**REQUEST:**
Locate all lines with the word "Overview". Copy them.

Data records:
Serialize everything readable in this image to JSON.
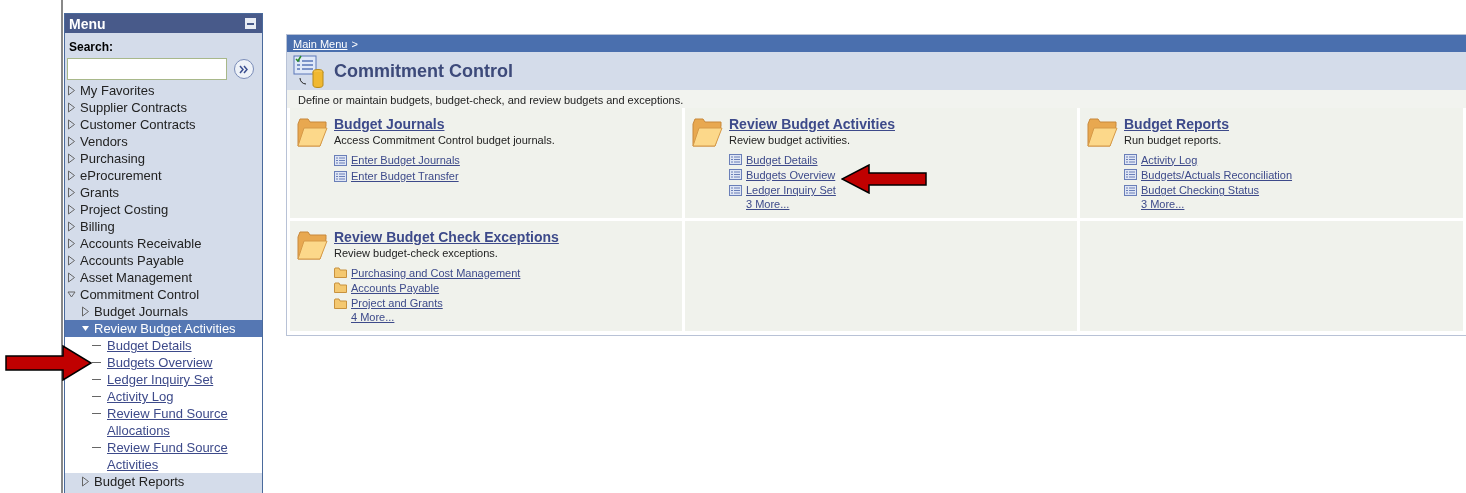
{
  "menu": {
    "title": "Menu",
    "search": {
      "label": "Search:"
    },
    "items": [
      {
        "label": "My Favorites",
        "kind": "folder",
        "expanded": false,
        "selected": false
      },
      {
        "label": "Supplier Contracts",
        "kind": "folder",
        "expanded": false,
        "selected": false
      },
      {
        "label": "Customer Contracts",
        "kind": "folder",
        "expanded": false,
        "selected": false
      },
      {
        "label": "Vendors",
        "kind": "folder",
        "expanded": false,
        "selected": false
      },
      {
        "label": "Purchasing",
        "kind": "folder",
        "expanded": false,
        "selected": false
      },
      {
        "label": "eProcurement",
        "kind": "folder",
        "expanded": false,
        "selected": false
      },
      {
        "label": "Grants",
        "kind": "folder",
        "expanded": false,
        "selected": false
      },
      {
        "label": "Project Costing",
        "kind": "folder",
        "expanded": false,
        "selected": false
      },
      {
        "label": "Billing",
        "kind": "folder",
        "expanded": false,
        "selected": false
      },
      {
        "label": "Accounts Receivable",
        "kind": "folder",
        "expanded": false,
        "selected": false
      },
      {
        "label": "Accounts Payable",
        "kind": "folder",
        "expanded": false,
        "selected": false
      },
      {
        "label": "Asset Management",
        "kind": "folder",
        "expanded": false,
        "selected": false
      },
      {
        "label": "Commitment Control",
        "kind": "folder",
        "expanded": true,
        "selected": false,
        "children": [
          {
            "label": "Budget Journals",
            "kind": "folder",
            "expanded": false,
            "selected": false
          },
          {
            "label": "Review Budget Activities",
            "kind": "folder",
            "expanded": true,
            "selected": true,
            "children": [
              {
                "label": "Budget Details",
                "kind": "link",
                "selected": false
              },
              {
                "label": "Budgets Overview",
                "kind": "link",
                "selected": false
              },
              {
                "label": "Ledger Inquiry Set",
                "kind": "link",
                "selected": false
              },
              {
                "label": "Activity Log",
                "kind": "link",
                "selected": false
              },
              {
                "label": "Review Fund Source Allocations",
                "kind": "link",
                "selected": false
              },
              {
                "label": "Review Fund Source Activities",
                "kind": "link",
                "selected": false
              }
            ]
          },
          {
            "label": "Budget Reports",
            "kind": "folder",
            "expanded": false,
            "selected": false
          }
        ]
      }
    ]
  },
  "content": {
    "breadcrumb": {
      "link": "Main Menu",
      "separator": ">"
    },
    "title": "Commitment Control",
    "description": "Define or maintain budgets, budget-check, and review budgets and exceptions.",
    "groups": [
      {
        "title": "Budget Journals",
        "description": "Access Commitment Control budget journals.",
        "links": [
          {
            "label": "Enter Budget Journals",
            "kind": "page"
          },
          {
            "label": "Enter Budget Transfer",
            "kind": "page"
          }
        ]
      },
      {
        "title": "Review Budget Activities",
        "description": "Review budget activities.",
        "links": [
          {
            "label": "Budget Details",
            "kind": "page"
          },
          {
            "label": "Budgets Overview",
            "kind": "page"
          },
          {
            "label": "Ledger Inquiry Set",
            "kind": "page"
          }
        ],
        "more": "3 More..."
      },
      {
        "title": "Budget Reports",
        "description": "Run budget reports.",
        "links": [
          {
            "label": "Activity Log",
            "kind": "page"
          },
          {
            "label": "Budgets/Actuals Reconciliation",
            "kind": "page"
          },
          {
            "label": "Budget Checking Status",
            "kind": "page"
          }
        ],
        "more": "3 More..."
      },
      {
        "title": "Review Budget Check Exceptions",
        "description": "Review budget-check exceptions.",
        "links": [
          {
            "label": "Purchasing and Cost Management",
            "kind": "folder"
          },
          {
            "label": "Accounts Payable",
            "kind": "folder"
          },
          {
            "label": "Project and Grants",
            "kind": "folder"
          }
        ],
        "more": "4 More..."
      }
    ]
  }
}
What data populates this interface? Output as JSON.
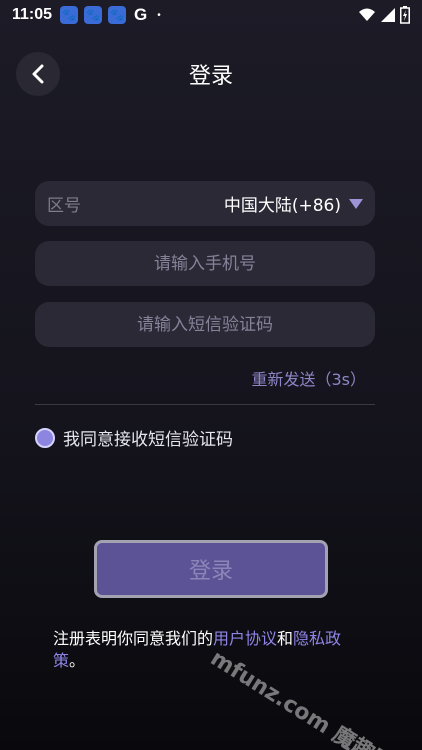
{
  "status": {
    "time": "11:05",
    "g_label": "G",
    "dot": "•"
  },
  "header": {
    "title": "登录"
  },
  "region": {
    "label": "区号",
    "value": "中国大陆(+86)"
  },
  "phone": {
    "placeholder": "请输入手机号",
    "value": ""
  },
  "code": {
    "placeholder": "请输入短信验证码",
    "value": ""
  },
  "resend": {
    "label": "重新发送（3s）"
  },
  "agree": {
    "label": "我同意接收短信验证码",
    "checked": true
  },
  "login_button": {
    "label": "登录"
  },
  "terms": {
    "prefix": "注册表明你同意我们的",
    "user_agreement": "用户协议",
    "and": "和",
    "privacy_policy": "隐私政策",
    "suffix": "。"
  },
  "watermark": {
    "text": "mfunz.com 魔趣网"
  },
  "colors": {
    "accent": "#8e85e6",
    "button_bg": "#5b5396",
    "field_bg": "#2b2935"
  },
  "icons": {
    "back": "chevron-left-icon",
    "dropdown": "caret-down-icon",
    "wifi": "wifi-icon",
    "signal": "signal-icon",
    "battery": "battery-icon"
  }
}
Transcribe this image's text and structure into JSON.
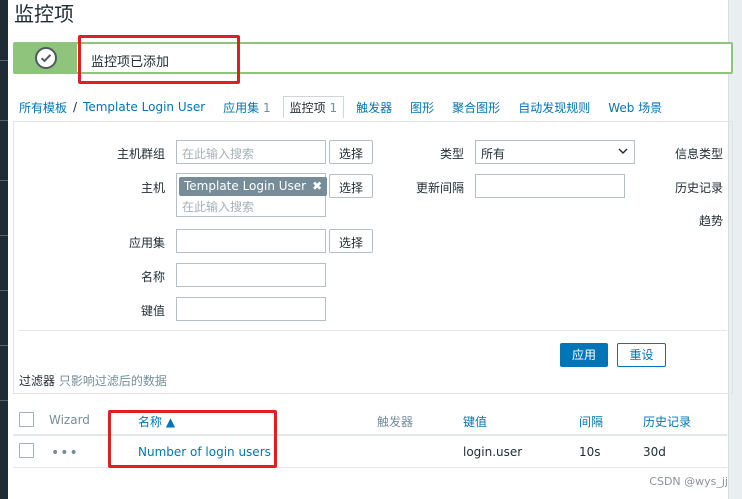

**TASK RESPONSE:**
                "label": "Budgets Overview",
            "label": "Budgets Overview",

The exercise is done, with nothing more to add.